**DATA FOR PROCESSING:**
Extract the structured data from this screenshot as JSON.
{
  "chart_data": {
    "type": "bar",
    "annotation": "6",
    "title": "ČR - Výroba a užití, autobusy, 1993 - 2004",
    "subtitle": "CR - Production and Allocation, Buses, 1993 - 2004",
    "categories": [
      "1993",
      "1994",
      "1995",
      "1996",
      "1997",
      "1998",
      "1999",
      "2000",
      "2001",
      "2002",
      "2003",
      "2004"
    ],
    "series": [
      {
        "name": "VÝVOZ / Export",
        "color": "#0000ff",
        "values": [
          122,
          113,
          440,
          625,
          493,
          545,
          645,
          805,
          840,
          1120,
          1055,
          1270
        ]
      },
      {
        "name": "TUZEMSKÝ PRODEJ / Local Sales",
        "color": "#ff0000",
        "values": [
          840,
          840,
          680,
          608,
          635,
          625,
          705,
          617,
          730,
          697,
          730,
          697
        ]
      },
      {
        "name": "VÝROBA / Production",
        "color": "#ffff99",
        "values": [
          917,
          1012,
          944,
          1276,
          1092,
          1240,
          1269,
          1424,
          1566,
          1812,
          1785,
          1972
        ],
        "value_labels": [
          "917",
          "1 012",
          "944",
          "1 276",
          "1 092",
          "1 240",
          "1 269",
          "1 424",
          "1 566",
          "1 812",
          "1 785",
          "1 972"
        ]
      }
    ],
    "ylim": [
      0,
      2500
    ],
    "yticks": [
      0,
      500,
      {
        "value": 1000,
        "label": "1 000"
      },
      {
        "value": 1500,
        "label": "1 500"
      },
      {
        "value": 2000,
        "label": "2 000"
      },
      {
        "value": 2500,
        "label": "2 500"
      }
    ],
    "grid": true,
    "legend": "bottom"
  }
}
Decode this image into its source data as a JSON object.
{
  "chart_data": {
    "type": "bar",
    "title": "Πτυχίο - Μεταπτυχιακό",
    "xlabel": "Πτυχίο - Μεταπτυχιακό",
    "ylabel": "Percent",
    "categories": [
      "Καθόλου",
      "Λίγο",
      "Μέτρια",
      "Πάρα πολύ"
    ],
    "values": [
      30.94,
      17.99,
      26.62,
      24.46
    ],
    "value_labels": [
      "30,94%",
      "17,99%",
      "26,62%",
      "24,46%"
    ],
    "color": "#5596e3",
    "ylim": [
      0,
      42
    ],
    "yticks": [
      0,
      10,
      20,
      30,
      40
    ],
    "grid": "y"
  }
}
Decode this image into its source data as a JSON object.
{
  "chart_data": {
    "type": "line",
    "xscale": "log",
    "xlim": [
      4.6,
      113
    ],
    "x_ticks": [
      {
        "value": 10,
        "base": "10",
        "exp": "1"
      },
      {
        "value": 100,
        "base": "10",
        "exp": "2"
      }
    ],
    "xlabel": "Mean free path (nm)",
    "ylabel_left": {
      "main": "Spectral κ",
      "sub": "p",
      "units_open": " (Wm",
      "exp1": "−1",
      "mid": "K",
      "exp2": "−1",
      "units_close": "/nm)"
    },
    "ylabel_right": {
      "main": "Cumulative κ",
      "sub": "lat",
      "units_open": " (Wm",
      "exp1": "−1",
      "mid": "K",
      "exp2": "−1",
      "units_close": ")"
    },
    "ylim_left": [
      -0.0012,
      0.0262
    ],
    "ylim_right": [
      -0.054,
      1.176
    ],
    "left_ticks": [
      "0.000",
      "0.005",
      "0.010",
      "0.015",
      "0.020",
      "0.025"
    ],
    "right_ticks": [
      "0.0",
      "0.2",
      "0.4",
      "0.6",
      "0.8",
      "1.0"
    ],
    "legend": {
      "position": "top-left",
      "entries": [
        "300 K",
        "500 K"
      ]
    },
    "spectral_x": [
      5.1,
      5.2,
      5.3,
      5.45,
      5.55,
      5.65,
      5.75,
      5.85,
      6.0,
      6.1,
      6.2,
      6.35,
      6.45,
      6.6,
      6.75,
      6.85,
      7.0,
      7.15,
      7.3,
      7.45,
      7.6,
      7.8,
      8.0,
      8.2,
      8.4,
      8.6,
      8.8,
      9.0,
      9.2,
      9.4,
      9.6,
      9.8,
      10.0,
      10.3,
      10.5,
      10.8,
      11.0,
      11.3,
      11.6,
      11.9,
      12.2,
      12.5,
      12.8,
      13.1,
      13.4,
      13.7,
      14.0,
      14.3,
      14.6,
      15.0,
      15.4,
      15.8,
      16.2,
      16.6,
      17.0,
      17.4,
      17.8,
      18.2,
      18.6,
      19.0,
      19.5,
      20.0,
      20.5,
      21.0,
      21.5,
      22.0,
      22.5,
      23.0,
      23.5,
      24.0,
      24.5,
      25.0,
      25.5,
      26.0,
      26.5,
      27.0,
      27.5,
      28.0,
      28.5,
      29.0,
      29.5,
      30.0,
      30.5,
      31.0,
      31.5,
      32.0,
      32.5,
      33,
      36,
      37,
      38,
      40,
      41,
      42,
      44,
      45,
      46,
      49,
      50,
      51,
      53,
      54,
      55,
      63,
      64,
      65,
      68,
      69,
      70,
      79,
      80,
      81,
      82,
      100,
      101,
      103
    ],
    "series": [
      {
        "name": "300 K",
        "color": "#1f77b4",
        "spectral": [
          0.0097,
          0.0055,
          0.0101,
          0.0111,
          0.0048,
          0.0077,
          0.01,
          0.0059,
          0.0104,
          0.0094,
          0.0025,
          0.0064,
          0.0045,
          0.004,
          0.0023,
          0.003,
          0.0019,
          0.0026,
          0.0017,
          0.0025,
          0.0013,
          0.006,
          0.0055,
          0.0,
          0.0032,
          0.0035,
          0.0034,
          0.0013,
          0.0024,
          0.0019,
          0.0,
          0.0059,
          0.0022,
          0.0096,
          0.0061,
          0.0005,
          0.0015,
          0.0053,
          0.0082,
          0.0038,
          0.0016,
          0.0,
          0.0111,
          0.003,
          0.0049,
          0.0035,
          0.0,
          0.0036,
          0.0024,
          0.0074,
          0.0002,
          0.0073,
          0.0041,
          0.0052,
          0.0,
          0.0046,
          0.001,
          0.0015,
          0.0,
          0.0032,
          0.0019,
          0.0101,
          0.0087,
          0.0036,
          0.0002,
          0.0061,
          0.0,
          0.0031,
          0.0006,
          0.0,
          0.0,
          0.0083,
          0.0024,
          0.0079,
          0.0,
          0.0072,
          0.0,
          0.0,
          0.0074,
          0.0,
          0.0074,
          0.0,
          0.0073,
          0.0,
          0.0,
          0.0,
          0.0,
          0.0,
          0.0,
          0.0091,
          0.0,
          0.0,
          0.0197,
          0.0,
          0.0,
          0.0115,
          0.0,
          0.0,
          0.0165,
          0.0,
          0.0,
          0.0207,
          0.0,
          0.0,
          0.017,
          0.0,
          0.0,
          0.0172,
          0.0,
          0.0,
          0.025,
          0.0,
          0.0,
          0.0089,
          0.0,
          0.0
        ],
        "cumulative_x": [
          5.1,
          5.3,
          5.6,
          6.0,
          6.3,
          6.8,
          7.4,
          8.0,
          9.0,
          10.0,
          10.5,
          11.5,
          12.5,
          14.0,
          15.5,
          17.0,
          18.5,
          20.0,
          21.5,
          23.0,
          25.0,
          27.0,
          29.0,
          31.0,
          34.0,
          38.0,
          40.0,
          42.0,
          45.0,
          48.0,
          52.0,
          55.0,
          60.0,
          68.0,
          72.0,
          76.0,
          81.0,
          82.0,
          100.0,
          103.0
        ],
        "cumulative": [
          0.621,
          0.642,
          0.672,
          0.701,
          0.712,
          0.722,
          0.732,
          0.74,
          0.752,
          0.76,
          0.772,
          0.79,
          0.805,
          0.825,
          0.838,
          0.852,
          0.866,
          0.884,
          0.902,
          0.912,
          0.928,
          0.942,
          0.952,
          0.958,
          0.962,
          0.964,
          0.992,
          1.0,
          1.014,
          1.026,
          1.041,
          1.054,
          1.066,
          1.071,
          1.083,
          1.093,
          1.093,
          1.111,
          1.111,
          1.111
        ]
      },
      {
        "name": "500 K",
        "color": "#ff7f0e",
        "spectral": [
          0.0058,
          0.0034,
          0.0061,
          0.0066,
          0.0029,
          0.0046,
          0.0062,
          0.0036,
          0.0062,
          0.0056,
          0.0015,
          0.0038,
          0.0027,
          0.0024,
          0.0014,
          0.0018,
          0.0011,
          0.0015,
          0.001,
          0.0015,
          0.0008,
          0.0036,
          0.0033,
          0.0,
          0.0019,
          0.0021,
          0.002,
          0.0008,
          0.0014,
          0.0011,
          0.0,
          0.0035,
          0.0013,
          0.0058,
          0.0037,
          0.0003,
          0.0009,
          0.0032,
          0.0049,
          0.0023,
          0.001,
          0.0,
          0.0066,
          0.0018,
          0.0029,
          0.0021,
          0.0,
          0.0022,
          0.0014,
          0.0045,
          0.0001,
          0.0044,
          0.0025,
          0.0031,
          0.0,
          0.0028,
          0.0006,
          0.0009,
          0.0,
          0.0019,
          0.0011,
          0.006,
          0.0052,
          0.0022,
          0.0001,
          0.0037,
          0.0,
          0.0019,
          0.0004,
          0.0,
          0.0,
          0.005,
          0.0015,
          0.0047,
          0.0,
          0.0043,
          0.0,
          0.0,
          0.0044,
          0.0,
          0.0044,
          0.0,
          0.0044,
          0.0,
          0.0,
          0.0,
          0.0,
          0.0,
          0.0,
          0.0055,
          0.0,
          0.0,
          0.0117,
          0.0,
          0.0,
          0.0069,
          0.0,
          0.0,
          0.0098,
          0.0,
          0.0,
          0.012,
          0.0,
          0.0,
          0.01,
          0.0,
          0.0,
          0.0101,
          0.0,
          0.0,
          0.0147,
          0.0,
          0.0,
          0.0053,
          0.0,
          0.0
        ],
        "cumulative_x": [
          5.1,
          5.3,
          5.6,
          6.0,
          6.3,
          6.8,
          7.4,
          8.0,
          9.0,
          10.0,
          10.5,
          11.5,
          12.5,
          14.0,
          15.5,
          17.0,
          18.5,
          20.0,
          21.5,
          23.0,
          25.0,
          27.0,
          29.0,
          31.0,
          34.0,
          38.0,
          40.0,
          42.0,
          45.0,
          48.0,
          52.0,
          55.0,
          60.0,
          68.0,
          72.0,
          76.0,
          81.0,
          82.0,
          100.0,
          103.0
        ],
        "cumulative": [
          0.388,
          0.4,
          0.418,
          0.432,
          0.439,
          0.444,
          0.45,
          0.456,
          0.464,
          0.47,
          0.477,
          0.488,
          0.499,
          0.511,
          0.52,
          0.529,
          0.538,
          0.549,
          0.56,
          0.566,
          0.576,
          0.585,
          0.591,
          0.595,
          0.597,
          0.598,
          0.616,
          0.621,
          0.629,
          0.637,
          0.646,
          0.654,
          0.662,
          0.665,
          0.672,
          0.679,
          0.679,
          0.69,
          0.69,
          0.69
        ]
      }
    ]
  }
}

**STATED GOAL:**
Say how many lines of the data hold the string "Production". Reply with the number alone.

**TASK RESULT:**
2